[Stored data]

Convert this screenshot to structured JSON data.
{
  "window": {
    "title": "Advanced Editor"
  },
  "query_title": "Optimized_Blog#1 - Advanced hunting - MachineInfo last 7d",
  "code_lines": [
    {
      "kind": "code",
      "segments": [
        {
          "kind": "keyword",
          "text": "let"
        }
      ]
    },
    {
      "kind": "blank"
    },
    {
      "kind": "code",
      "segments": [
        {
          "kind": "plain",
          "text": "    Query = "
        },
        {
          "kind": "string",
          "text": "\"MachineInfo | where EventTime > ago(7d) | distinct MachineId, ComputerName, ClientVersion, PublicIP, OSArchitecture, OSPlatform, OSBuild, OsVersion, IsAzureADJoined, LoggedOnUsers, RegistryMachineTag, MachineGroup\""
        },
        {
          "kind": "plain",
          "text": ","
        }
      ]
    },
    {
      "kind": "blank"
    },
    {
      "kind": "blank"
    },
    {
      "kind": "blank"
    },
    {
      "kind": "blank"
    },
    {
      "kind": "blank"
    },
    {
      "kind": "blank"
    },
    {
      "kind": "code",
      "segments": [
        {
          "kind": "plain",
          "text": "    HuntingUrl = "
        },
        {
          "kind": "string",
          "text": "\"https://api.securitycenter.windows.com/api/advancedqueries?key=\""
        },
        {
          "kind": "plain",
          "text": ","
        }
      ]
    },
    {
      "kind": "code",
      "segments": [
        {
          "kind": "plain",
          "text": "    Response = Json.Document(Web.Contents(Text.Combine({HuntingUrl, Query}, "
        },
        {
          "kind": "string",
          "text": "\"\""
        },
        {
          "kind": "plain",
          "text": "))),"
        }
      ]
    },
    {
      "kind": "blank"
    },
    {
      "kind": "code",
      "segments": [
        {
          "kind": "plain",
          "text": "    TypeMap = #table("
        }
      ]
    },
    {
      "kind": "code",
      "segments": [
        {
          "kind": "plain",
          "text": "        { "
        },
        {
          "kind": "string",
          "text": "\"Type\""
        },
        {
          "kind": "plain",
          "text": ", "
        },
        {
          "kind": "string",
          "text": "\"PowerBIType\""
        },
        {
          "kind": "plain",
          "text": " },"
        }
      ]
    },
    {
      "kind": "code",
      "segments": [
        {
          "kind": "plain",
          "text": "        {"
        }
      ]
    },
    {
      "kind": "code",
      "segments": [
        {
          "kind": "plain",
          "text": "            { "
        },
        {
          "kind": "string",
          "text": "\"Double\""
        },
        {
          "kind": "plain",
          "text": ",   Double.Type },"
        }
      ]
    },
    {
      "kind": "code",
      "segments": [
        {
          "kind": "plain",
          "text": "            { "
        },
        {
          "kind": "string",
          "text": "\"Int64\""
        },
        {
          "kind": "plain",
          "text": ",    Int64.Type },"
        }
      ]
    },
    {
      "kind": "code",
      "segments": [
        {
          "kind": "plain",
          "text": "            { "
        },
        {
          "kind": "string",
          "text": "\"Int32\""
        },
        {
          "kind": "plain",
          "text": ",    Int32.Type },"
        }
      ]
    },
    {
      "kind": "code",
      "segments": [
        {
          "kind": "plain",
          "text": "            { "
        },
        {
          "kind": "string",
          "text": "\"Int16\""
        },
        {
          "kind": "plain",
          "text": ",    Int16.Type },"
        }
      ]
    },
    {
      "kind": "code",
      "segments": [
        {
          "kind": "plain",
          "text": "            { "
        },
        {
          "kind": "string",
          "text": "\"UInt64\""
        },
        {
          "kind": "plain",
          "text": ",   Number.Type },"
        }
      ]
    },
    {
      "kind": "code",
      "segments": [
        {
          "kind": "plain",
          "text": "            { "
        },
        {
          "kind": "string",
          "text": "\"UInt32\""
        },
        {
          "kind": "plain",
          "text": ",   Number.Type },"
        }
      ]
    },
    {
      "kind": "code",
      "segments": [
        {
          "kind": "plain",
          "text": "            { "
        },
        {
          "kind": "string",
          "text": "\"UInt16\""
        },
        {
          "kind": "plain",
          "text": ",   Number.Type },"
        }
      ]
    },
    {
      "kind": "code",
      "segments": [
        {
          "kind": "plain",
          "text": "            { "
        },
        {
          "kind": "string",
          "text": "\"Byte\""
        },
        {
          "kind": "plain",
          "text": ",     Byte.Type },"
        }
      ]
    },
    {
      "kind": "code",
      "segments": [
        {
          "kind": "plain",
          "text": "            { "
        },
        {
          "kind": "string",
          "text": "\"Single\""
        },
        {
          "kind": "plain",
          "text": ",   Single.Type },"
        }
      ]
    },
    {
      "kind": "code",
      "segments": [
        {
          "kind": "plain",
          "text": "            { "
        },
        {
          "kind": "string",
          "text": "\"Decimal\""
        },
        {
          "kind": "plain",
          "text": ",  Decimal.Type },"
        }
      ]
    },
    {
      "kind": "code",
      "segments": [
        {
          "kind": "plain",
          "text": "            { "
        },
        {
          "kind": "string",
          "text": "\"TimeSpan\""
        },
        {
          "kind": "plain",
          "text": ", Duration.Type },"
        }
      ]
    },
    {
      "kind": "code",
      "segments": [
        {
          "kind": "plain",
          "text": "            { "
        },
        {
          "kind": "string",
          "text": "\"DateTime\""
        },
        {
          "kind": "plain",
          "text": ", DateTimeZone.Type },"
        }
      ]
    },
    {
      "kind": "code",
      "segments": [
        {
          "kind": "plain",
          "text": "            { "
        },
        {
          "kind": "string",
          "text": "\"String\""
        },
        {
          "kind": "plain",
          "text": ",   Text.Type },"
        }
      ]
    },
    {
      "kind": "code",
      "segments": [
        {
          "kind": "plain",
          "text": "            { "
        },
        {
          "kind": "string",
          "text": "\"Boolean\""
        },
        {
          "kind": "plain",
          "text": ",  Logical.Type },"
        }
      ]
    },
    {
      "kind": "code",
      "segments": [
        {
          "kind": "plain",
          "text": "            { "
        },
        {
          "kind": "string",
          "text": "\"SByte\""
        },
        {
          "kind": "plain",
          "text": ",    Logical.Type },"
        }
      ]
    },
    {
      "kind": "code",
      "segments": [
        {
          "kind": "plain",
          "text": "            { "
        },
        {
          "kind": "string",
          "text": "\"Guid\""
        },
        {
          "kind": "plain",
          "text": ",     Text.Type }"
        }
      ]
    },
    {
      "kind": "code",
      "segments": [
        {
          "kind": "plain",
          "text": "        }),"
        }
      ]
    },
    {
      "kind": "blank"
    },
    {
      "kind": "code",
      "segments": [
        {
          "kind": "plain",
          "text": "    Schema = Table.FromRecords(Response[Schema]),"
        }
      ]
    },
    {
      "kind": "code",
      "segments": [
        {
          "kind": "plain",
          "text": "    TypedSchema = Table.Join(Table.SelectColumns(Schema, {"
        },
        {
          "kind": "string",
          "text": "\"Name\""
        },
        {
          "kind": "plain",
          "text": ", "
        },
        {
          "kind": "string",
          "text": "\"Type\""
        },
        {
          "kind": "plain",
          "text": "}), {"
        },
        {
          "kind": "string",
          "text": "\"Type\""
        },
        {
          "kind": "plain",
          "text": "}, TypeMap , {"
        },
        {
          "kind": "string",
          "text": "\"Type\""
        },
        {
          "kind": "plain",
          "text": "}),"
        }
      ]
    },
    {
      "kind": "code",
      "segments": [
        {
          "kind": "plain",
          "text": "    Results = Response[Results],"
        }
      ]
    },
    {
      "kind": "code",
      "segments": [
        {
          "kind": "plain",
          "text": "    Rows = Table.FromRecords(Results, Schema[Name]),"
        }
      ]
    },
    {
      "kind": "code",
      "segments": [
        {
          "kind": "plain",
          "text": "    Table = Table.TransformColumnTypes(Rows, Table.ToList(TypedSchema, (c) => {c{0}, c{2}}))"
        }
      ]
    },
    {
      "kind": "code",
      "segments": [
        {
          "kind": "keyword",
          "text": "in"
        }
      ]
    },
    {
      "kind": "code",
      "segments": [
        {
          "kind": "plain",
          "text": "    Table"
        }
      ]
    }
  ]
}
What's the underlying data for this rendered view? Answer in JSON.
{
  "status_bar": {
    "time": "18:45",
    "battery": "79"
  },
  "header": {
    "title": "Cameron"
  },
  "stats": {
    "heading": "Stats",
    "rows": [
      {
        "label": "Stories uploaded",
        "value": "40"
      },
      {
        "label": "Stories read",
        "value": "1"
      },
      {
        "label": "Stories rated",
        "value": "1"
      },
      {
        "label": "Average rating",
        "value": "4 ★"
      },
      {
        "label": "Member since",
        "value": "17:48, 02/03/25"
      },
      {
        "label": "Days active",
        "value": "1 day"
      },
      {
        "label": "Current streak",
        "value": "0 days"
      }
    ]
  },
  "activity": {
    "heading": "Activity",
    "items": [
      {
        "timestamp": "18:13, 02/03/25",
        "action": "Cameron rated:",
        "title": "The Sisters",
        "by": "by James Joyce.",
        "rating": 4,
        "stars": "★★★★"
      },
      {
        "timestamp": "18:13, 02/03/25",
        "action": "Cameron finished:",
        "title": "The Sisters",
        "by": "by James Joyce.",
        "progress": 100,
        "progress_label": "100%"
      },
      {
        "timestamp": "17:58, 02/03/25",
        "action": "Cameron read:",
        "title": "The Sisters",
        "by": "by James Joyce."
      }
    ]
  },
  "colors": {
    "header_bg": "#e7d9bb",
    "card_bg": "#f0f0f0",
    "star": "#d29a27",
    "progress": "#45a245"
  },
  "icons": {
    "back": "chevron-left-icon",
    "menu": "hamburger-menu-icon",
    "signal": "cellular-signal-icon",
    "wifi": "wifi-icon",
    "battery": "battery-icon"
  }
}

Exercise
Gather up the lines containing the word "Logical" from these records and copy them.

Result of the exercise
          "text": ",  Logical.Type },"
          "text": ",    Logical.Type },"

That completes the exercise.